▶ _Data supplied_

········

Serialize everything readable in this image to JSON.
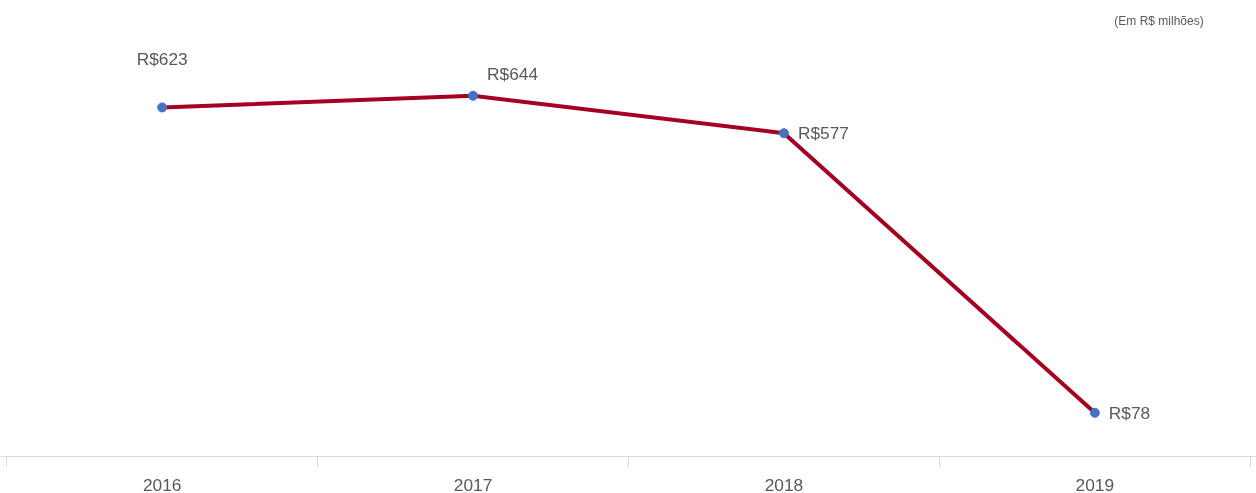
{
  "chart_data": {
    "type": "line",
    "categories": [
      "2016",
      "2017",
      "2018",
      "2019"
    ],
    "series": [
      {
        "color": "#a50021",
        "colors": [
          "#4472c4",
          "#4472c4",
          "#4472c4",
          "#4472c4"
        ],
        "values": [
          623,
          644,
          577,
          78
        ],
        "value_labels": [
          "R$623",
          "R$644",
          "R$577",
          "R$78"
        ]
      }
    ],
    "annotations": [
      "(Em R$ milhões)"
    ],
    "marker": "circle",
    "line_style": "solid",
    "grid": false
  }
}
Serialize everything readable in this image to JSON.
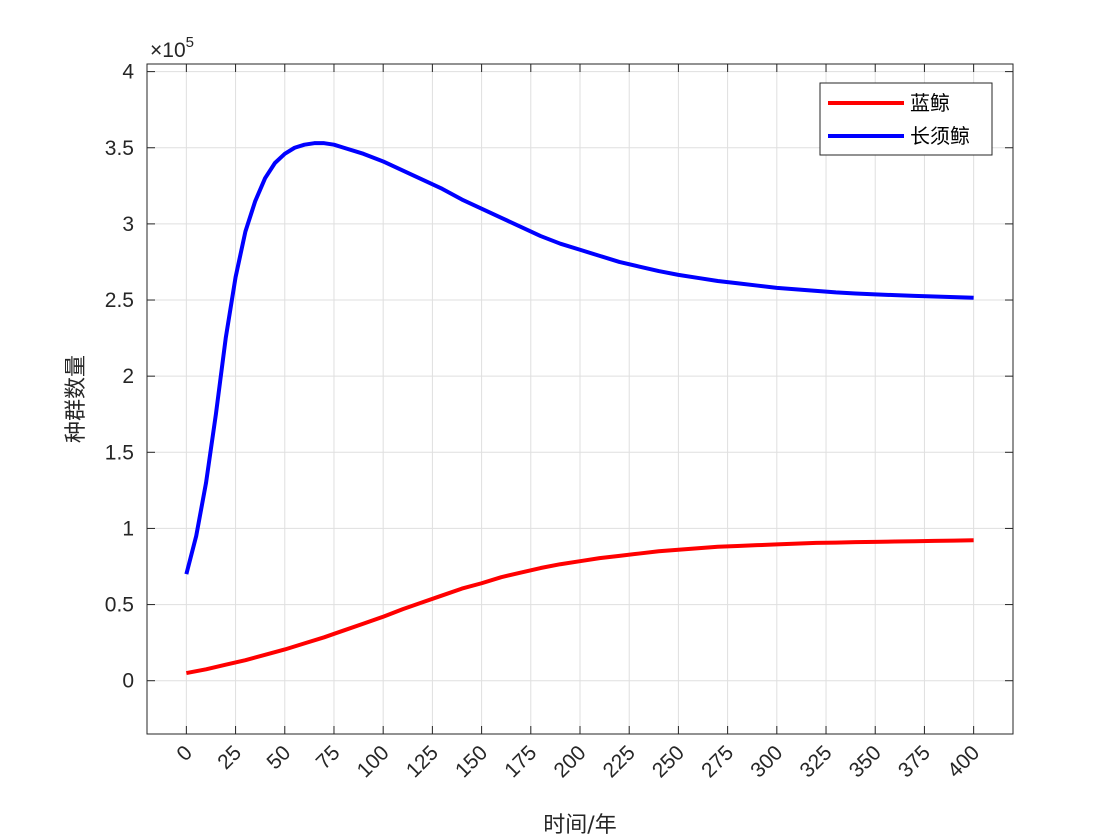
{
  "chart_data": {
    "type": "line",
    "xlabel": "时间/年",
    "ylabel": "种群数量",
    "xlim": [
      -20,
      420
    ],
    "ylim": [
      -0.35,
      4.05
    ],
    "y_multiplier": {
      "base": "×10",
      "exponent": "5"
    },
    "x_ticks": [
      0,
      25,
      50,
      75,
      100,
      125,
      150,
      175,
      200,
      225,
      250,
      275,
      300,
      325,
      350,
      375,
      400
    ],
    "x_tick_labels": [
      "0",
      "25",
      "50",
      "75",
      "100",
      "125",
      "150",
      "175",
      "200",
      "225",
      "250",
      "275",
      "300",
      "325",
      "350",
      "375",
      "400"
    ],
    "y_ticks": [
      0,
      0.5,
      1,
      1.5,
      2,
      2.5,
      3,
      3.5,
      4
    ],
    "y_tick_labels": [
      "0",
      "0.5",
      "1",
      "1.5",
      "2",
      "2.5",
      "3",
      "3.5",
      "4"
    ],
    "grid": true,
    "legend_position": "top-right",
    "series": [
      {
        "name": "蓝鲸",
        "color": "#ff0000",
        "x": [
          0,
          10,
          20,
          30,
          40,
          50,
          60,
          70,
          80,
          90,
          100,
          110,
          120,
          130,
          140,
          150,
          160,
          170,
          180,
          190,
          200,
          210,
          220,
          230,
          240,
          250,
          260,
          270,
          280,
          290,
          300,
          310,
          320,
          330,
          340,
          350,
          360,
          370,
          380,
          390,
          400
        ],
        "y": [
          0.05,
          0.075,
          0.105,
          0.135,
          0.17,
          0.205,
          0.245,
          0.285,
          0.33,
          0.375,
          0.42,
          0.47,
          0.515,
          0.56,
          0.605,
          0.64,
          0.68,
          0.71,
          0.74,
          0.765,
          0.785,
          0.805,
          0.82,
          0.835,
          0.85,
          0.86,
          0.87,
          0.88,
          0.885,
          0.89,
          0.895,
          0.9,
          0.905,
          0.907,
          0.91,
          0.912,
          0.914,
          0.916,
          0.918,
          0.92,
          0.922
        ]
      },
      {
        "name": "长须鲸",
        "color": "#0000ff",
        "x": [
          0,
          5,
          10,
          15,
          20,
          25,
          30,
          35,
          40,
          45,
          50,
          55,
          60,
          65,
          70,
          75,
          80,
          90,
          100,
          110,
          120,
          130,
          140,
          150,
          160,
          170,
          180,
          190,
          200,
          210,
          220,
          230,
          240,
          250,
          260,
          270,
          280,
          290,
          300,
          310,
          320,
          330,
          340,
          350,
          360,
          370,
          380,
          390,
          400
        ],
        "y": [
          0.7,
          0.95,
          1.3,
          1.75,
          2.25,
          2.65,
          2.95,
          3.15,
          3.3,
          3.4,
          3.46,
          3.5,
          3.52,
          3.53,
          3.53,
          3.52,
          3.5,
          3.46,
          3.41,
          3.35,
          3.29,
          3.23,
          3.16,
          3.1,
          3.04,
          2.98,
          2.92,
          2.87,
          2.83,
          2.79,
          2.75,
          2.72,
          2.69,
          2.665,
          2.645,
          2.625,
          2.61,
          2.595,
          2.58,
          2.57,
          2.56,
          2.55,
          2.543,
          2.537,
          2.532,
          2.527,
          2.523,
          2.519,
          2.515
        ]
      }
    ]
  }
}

········

▶ _What is being asked_
Quote in full the listing given above; the images are to be left out.

▶ _The reply_
Serialize everything readable in this image to JSON.
{
  "chart_data": {
    "type": "line",
    "categories": [
      "2016",
      "2017",
      "2018",
      "2019"
    ],
    "series": [
      {
        "color": "#a50021",
        "colors": [
          "#4472c4",
          "#4472c4",
          "#4472c4",
          "#4472c4"
        ],
        "values": [
          623,
          644,
          577,
          78
        ],
        "value_labels": [
          "R$623",
          "R$644",
          "R$577",
          "R$78"
        ]
      }
    ],
    "annotations": [
      "(Em R$ milhões)"
    ],
    "marker": "circle",
    "line_style": "solid",
    "grid": false
  }
}
Serialize everything readable in this image to JSON.
{
  "chart_data": {
    "type": "line",
    "xlabel": "时间/年",
    "ylabel": "种群数量",
    "xlim": [
      -20,
      420
    ],
    "ylim": [
      -0.35,
      4.05
    ],
    "y_multiplier": {
      "base": "×10",
      "exponent": "5"
    },
    "x_ticks": [
      0,
      25,
      50,
      75,
      100,
      125,
      150,
      175,
      200,
      225,
      250,
      275,
      300,
      325,
      350,
      375,
      400
    ],
    "x_tick_labels": [
      "0",
      "25",
      "50",
      "75",
      "100",
      "125",
      "150",
      "175",
      "200",
      "225",
      "250",
      "275",
      "300",
      "325",
      "350",
      "375",
      "400"
    ],
    "y_ticks": [
      0,
      0.5,
      1,
      1.5,
      2,
      2.5,
      3,
      3.5,
      4
    ],
    "y_tick_labels": [
      "0",
      "0.5",
      "1",
      "1.5",
      "2",
      "2.5",
      "3",
      "3.5",
      "4"
    ],
    "grid": true,
    "legend_position": "top-right",
    "series": [
      {
        "name": "蓝鲸",
        "color": "#ff0000",
        "x": [
          0,
          10,
          20,
          30,
          40,
          50,
          60,
          70,
          80,
          90,
          100,
          110,
          120,
          130,
          140,
          150,
          160,
          170,
          180,
          190,
          200,
          210,
          220,
          230,
          240,
          250,
          260,
          270,
          280,
          290,
          300,
          310,
          320,
          330,
          340,
          350,
          360,
          370,
          380,
          390,
          400
        ],
        "y": [
          0.05,
          0.075,
          0.105,
          0.135,
          0.17,
          0.205,
          0.245,
          0.285,
          0.33,
          0.375,
          0.42,
          0.47,
          0.515,
          0.56,
          0.605,
          0.64,
          0.68,
          0.71,
          0.74,
          0.765,
          0.785,
          0.805,
          0.82,
          0.835,
          0.85,
          0.86,
          0.87,
          0.88,
          0.885,
          0.89,
          0.895,
          0.9,
          0.905,
          0.907,
          0.91,
          0.912,
          0.914,
          0.916,
          0.918,
          0.92,
          0.922
        ]
      },
      {
        "name": "长须鲸",
        "color": "#0000ff",
        "x": [
          0,
          5,
          10,
          15,
          20,
          25,
          30,
          35,
          40,
          45,
          50,
          55,
          60,
          65,
          70,
          75,
          80,
          90,
          100,
          110,
          120,
          130,
          140,
          150,
          160,
          170,
          180,
          190,
          200,
          210,
          220,
          230,
          240,
          250,
          260,
          270,
          280,
          290,
          300,
          310,
          320,
          330,
          340,
          350,
          360,
          370,
          380,
          390,
          400
        ],
        "y": [
          0.7,
          0.95,
          1.3,
          1.75,
          2.25,
          2.65,
          2.95,
          3.15,
          3.3,
          3.4,
          3.46,
          3.5,
          3.52,
          3.53,
          3.53,
          3.52,
          3.5,
          3.46,
          3.41,
          3.35,
          3.29,
          3.23,
          3.16,
          3.1,
          3.04,
          2.98,
          2.92,
          2.87,
          2.83,
          2.79,
          2.75,
          2.72,
          2.69,
          2.665,
          2.645,
          2.625,
          2.61,
          2.595,
          2.58,
          2.57,
          2.56,
          2.55,
          2.543,
          2.537,
          2.532,
          2.527,
          2.523,
          2.519,
          2.515
        ]
      }
    ]
  }
}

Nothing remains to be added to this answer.